▶ _EXERCISE OBJECTIVE_
All entries must be repeated exactly; do not include the pictures.

▶ _PROVIDED RECORDS_
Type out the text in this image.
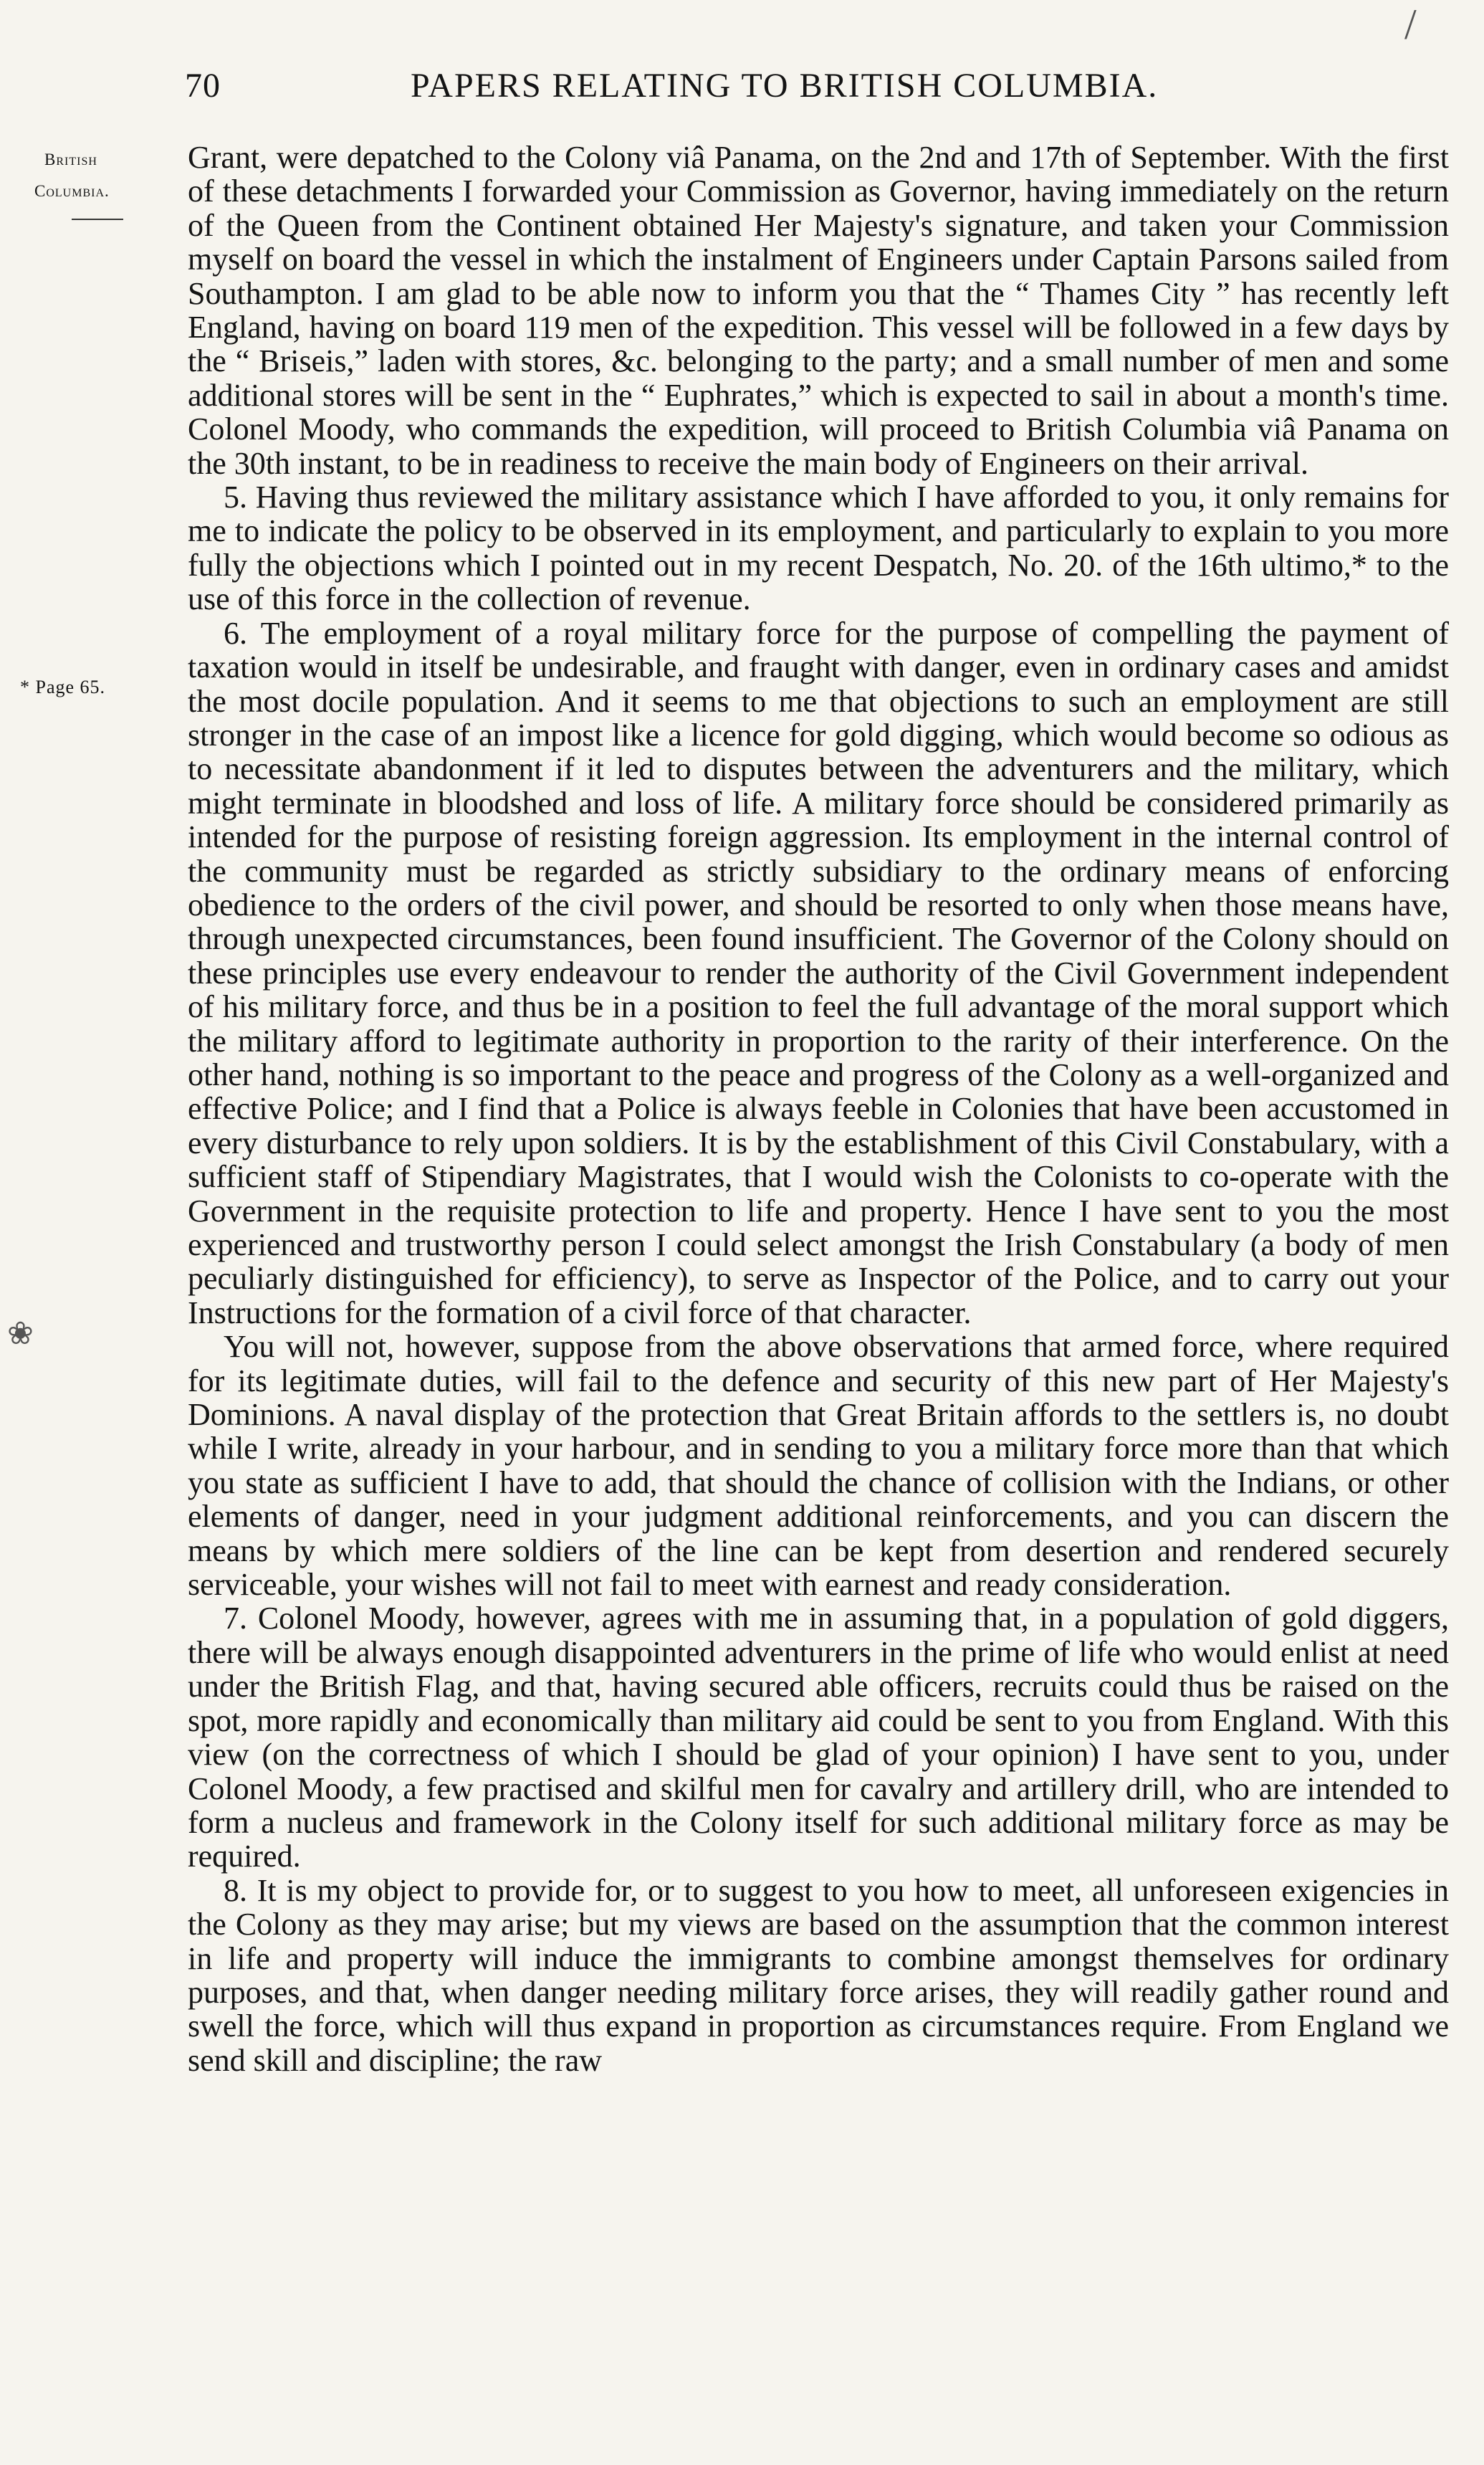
70	PAPERS RELATING TO BRITISH COLUMBIA.
British
Columbia.
* Page 65.
/
❀

Grant, were depatched to the Colony viâ Panama, on the 2nd and 17th of September. With the first of these detachments I forwarded your Commission as Governor, having immediately on the return of the Queen from the Continent obtained Her Majesty's signature, and taken your Commission myself on board the vessel in which the instalment of Engineers under Captain Parsons sailed from Southampton. I am glad to be able now to inform you that the “ Thames City ” has recently left England, having on board 119 men of the expedition. This vessel will be followed in a few days by the “ Briseis,” laden with stores, &c. belonging to the party; and a small number of men and some additional stores will be sent in the “ Euphrates,” which is expected to sail in about a month's time. Colonel Moody, who commands the expedition, will proceed to British Columbia viâ Panama on the 30th instant, to be in readiness to receive the main body of Engineers on their arrival.

5. Having thus reviewed the military assistance which I have afforded to you, it only remains for me to indicate the policy to be observed in its employment, and particularly to explain to you more fully the objections which I pointed out in my recent Despatch, No. 20. of the 16th ultimo,* to the use of this force in the collection of revenue.

6. The employment of a royal military force for the purpose of compelling the payment of taxation would in itself be undesirable, and fraught with danger, even in ordinary cases and amidst the most docile population. And it seems to me that objections to such an employment are still stronger in the case of an impost like a licence for gold digging, which would become so odious as to necessitate abandonment if it led to disputes between the adventurers and the military, which might terminate in bloodshed and loss of life. A military force should be considered primarily as intended for the purpose of resisting foreign aggression. Its employment in the internal control of the community must be regarded as strictly subsidiary to the ordinary means of enforcing obedience to the orders of the civil power, and should be resorted to only when those means have, through unexpected circumstances, been found insufficient. The Governor of the Colony should on these principles use every endeavour to render the authority of the Civil Government independent of his military force, and thus be in a position to feel the full advantage of the moral support which the military afford to legitimate authority in proportion to the rarity of their interference. On the other hand, nothing is so important to the peace and progress of the Colony as a well-organized and effective Police; and I find that a Police is always feeble in Colonies that have been accustomed in every disturbance to rely upon soldiers. It is by the establishment of this Civil Constabulary, with a sufficient staff of Stipendiary Magistrates, that I would wish the Colonists to co-operate with the Government in the requisite protection to life and property. Hence I have sent to you the most experienced and trustworthy person I could select amongst the Irish Constabulary (a body of men peculiarly distinguished for efficiency), to serve as Inspector of the Police, and to carry out your Instructions for the formation of a civil force of that character.

You will not, however, suppose from the above observations that armed force, where required for its legitimate duties, will fail to the defence and security of this new part of Her Majesty's Dominions. A naval display of the protection that Great Britain affords to the settlers is, no doubt while I write, already in your harbour, and in sending to you a military force more than that which you state as sufficient I have to add, that should the chance of collision with the Indians, or other elements of danger, need in your judgment additional reinforcements, and you can discern the means by which mere soldiers of the line can be kept from desertion and rendered securely serviceable, your wishes will not fail to meet with earnest and ready consideration.

7. Colonel Moody, however, agrees with me in assuming that, in a population of gold diggers, there will be always enough disappointed adventurers in the prime of life who would enlist at need under the British Flag, and that, having secured able officers, recruits could thus be raised on the spot, more rapidly and economically than military aid could be sent to you from England. With this view (on the correctness of which I should be glad of your opinion) I have sent to you, under Colonel Moody, a few practised and skilful men for cavalry and artillery drill, who are intended to form a nucleus and framework in the Colony itself for such additional military force as may be required.

8. It is my object to provide for, or to suggest to you how to meet, all unforeseen exigencies in the Colony as they may arise; but my views are based on the assumption that the common interest in life and property will induce the immigrants to combine amongst themselves for ordinary purposes, and that, when danger needing military force arises, they will readily gather round and swell the force, which will thus expand in proportion as circumstances require. From England we send skill and discipline; the raw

▶ _EXERCISE OUTPUT_
Type out the text in this image.
70	PAPERS RELATING TO BRITISH COLUMBIA.
British
Columbia.
* Page 65.
/
❀

Grant, were depatched to the Colony viâ Panama, on the 2nd and 17th of September. With the first of these detachments I forwarded your Commission as Governor, having immediately on the return of the Queen from the Continent obtained Her Majesty's signature, and taken your Commission myself on board the vessel in which the instalment of Engineers under Captain Parsons sailed from Southampton. I am glad to be able now to inform you that the “ Thames City ” has recently left England, having on board 119 men of the expedition. This vessel will be followed in a few days by the “ Briseis,” laden with stores, &c. belonging to the party; and a small number of men and some additional stores will be sent in the “ Euphrates,” which is expected to sail in about a month's time. Colonel Moody, who commands the expedition, will proceed to British Columbia viâ Panama on the 30th instant, to be in readiness to receive the main body of Engineers on their arrival.

5. Having thus reviewed the military assistance which I have afforded to you, it only remains for me to indicate the policy to be observed in its employment, and particularly to explain to you more fully the objections which I pointed out in my recent Despatch, No. 20. of the 16th ultimo,* to the use of this force in the collection of revenue.

6. The employment of a royal military force for the purpose of compelling the payment of taxation would in itself be undesirable, and fraught with danger, even in ordinary cases and amidst the most docile population. And it seems to me that objections to such an employment are still stronger in the case of an impost like a licence for gold digging, which would become so odious as to necessitate abandonment if it led to disputes between the adventurers and the military, which might terminate in bloodshed and loss of life. A military force should be considered primarily as intended for the purpose of resisting foreign aggression. Its employment in the internal control of the community must be regarded as strictly subsidiary to the ordinary means of enforcing obedience to the orders of the civil power, and should be resorted to only when those means have, through unexpected circumstances, been found insufficient. The Governor of the Colony should on these principles use every endeavour to render the authority of the Civil Government independent of his military force, and thus be in a position to feel the full advantage of the moral support which the military afford to legitimate authority in proportion to the rarity of their interference. On the other hand, nothing is so important to the peace and progress of the Colony as a well-organized and effective Police; and I find that a Police is always feeble in Colonies that have been accustomed in every disturbance to rely upon soldiers. It is by the establishment of this Civil Constabulary, with a sufficient staff of Stipendiary Magistrates, that I would wish the Colonists to co-operate with the Government in the requisite protection to life and property. Hence I have sent to you the most experienced and trustworthy person I could select amongst the Irish Constabulary (a body of men peculiarly distinguished for efficiency), to serve as Inspector of the Police, and to carry out your Instructions for the formation of a civil force of that character.

You will not, however, suppose from the above observations that armed force, where required for its legitimate duties, will fail to the defence and security of this new part of Her Majesty's Dominions. A naval display of the protection that Great Britain affords to the settlers is, no doubt while I write, already in your harbour, and in sending to you a military force more than that which you state as sufficient I have to add, that should the chance of collision with the Indians, or other elements of danger, need in your judgment additional reinforcements, and you can discern the means by which mere soldiers of the line can be kept from desertion and rendered securely serviceable, your wishes will not fail to meet with earnest and ready consideration.

7. Colonel Moody, however, agrees with me in assuming that, in a population of gold diggers, there will be always enough disappointed adventurers in the prime of life who would enlist at need under the British Flag, and that, having secured able officers, recruits could thus be raised on the spot, more rapidly and economically than military aid could be sent to you from England. With this view (on the correctness of which I should be glad of your opinion) I have sent to you, under Colonel Moody, a few practised and skilful men for cavalry and artillery drill, who are intended to form a nucleus and framework in the Colony itself for such additional military force as may be required.

8. It is my object to provide for, or to suggest to you how to meet, all unforeseen exigencies in the Colony as they may arise; but my views are based on the assumption that the common interest in life and property will induce the immigrants to combine amongst themselves for ordinary purposes, and that, when danger needing military force arises, they will readily gather round and swell the force, which will thus expand in proportion as circumstances require. From England we send skill and discipline; the raw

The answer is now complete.